● REQUIRED TASK: Pick out and copy every line in the entries below that contains the string "axis". Case counts.

● EXTRACTED ENTRIES:
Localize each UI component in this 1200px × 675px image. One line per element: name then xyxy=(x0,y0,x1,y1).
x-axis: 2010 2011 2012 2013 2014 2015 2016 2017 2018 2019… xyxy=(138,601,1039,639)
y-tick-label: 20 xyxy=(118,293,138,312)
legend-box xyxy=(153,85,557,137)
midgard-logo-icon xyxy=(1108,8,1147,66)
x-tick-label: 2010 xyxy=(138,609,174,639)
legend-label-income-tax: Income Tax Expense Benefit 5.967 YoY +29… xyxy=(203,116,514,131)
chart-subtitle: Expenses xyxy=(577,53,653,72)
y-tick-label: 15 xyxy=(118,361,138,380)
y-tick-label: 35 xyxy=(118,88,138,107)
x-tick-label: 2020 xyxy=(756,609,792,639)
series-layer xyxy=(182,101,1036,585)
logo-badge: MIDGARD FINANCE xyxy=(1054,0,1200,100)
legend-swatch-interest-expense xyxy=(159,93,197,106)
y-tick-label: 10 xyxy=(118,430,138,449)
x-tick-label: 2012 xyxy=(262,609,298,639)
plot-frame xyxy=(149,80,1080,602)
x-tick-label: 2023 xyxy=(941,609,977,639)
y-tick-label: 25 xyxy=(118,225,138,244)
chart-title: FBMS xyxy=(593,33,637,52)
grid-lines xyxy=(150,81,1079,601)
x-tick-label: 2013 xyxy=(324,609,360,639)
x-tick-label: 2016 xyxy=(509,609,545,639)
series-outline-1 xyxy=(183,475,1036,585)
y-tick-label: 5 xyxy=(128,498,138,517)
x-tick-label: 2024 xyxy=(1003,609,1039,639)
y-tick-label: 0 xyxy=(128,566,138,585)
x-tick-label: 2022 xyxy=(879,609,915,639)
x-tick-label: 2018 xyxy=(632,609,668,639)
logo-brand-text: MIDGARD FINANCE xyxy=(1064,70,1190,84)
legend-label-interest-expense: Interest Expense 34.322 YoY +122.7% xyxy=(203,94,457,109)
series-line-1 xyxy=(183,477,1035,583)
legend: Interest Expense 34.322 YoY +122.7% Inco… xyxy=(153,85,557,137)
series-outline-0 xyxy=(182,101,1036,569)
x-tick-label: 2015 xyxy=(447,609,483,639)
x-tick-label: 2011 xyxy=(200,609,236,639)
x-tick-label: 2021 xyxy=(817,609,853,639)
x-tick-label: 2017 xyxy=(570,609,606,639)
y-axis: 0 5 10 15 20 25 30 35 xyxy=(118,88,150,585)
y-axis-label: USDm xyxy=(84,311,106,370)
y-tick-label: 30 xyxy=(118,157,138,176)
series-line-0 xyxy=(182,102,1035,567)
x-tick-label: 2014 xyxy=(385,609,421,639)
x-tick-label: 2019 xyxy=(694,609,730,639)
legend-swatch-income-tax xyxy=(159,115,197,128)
--
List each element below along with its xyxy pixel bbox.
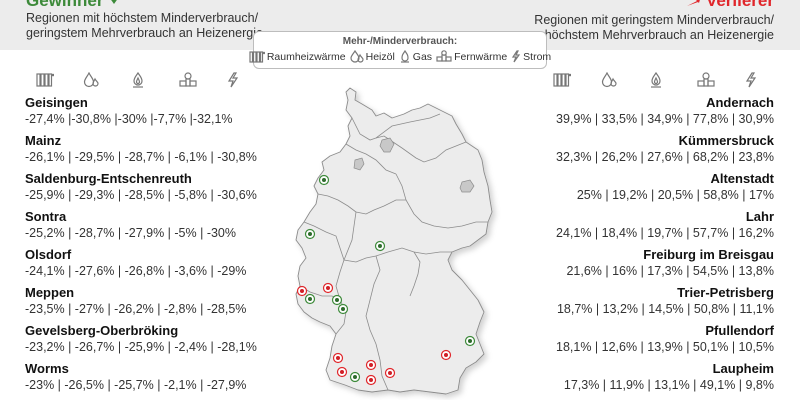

● TASK OUTPUT:
x-axis: 2010 2011 2012 2013 2014 2015 2016 2017 2018 2019… xyxy=(138,601,1039,639)
y-axis: 0 5 10 15 20 25 30 35 xyxy=(118,88,150,585)
y-axis-label: USDm xyxy=(84,311,106,370)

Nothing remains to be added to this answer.